- **Excerpt provided**
┌──
Iddy Approved: Pen & Paper Games

Ideally, the DM receives help organizing the game, but one of the biggest challenges is finding players. Other than direct referrals from players already participating in the gaming group, the best source for new players I have found is – without a doubt – Pen & Paper Games. Below, I discuss why Pen & Paper Games is so useful in another installment of Iddy Approved.

A common issue for gaming groups is player turnover. The players in my group over the past two years have ranged in age from early-20s to mid-40s. That age range is not the most conducive to consistent periods of free time. Players have multiple commitments, including (but not limited to) their education, family and occupation. Forming a gaming group of five or more players is a challenge. But keeping that group together for an extended campaign is damn-near impossible.

It is often on the shoulders of the DM to organize and schedule gaming sessions. It is helpful if the DM enlists another player in the game to assist with campaign management and organization. The percentage of DMs who host is likely high, but I have the good fortune of playing in the awesome game room of one of my players, AJ (who has his own blog, Dungeon Maestro.

Locating Roleplaying-Game Players Made Easy

In the past I attempted to find players through multiple avenues. Before Meetup started charging a fee for creating groups, I searched for players and open games on the site. However, I have no interest in paying to search for players. As a result, Meetup is off the list of options. Facebook and Twitter are excellent social-media tools, but they are not set up very well for finding players locally. Craigslist may allow you to find a local game, but the site is less than reliable. There are likely forums that feature game listings, but I swore off the larger forum culture years ago. What is a DM to do?

Pen & Paper Games does approximately 90% of the work for DMs looking to add players. The site integrates Google Maps to list potential players by location. The searchable database allows available players and DMs to list their location and details for the type of roleplaying game they wish to play. Details range from specific game system of interest to desired balance of roleplaying versus combat. The player can also specify the exact times when he or she is available.

When can you get your game on?

Once a player has created a profile on Pen & Paper Games, she or he will appear in the searchable database. The results from a search are incredibly useful, as it provides a visual representation of how many players meet the search criteria in a given area. A DM can enter a specific location and mileage radius to find available players. I have included an example search result below.

That's right, gamers are just waiting to be found in Fargo, ND.

The results from Houston, TX (where I’m located) are difficult to see because there are many players and the map is cluttered. It is a good problem for me to have to search through many available players, but for the purposes of this overview, I searched for players in a much smaller city, Fargo, ND.

Within 10 miles of Fargo, ND, nine players and one GM have created profiles through Pen & Paper Games. The database also provides specific profile information for those individuals that match the search criteria. A DM can click on each player’s profile and determine if that person would be a good fit for the group. Players can be sent a private message through Pen & Paper Games to initiate contact. In less than 10 minutes, a DM can create a profile, search the database and send a private message to learn more about potential players in the area.

Perhaps a DM can troll local gaming stores and recruit players that way, but Pen & Paper Games allows a DM to recruit from the comfort of their own home – and without the awkward stalking behavior!

I can speak firsthand about the success rate with finding new players. Since learning about Pen & Paper Games earlier in the year, I have found eight players who wished to join our group. Two players joined earlier in the year, but had to leave for personal reasons (such as graduate school). After those departures, my group was on life support with only three players, but I found five new possibilities through the database. Out of the five players, three of them joined our group.
└──
- **What needs to be done**
Transcribe everything in the Pen & Paper Games review from "Ideally, the DM" down to "of Iddy Approved.".

- **Dataset excerpt**
┌──
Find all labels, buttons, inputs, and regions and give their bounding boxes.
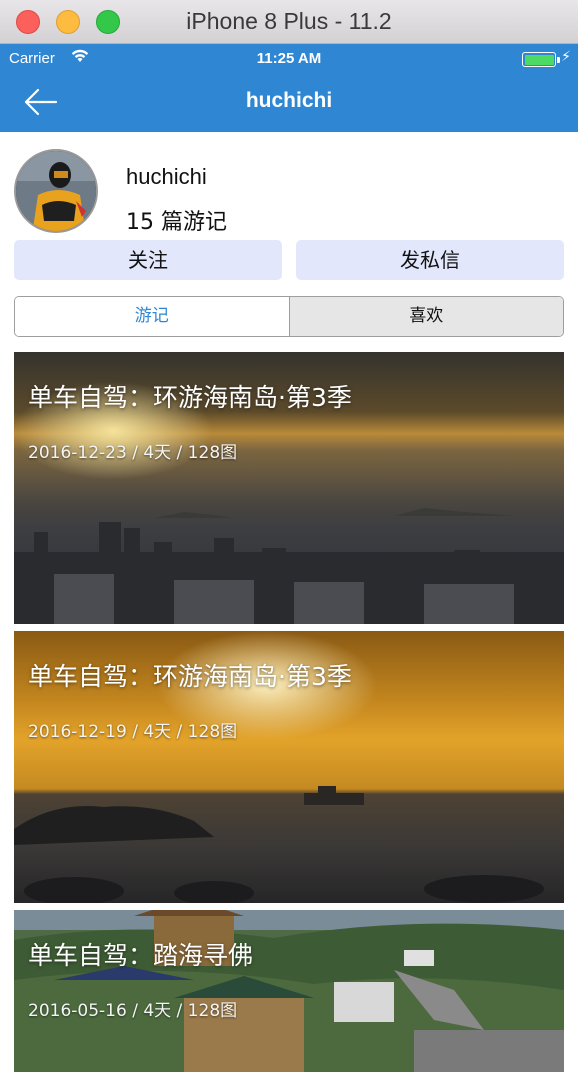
└──
- **The output**
Ideally, the DM receives help organizing the game, but one of the biggest challenges is finding players. Other than direct referrals from players already participating in the gaming group, the best source for new players I have found is – without a doubt – Pen & Paper Games. Below, I discuss why Pen & Paper Games is so useful in another installment of Iddy Approved.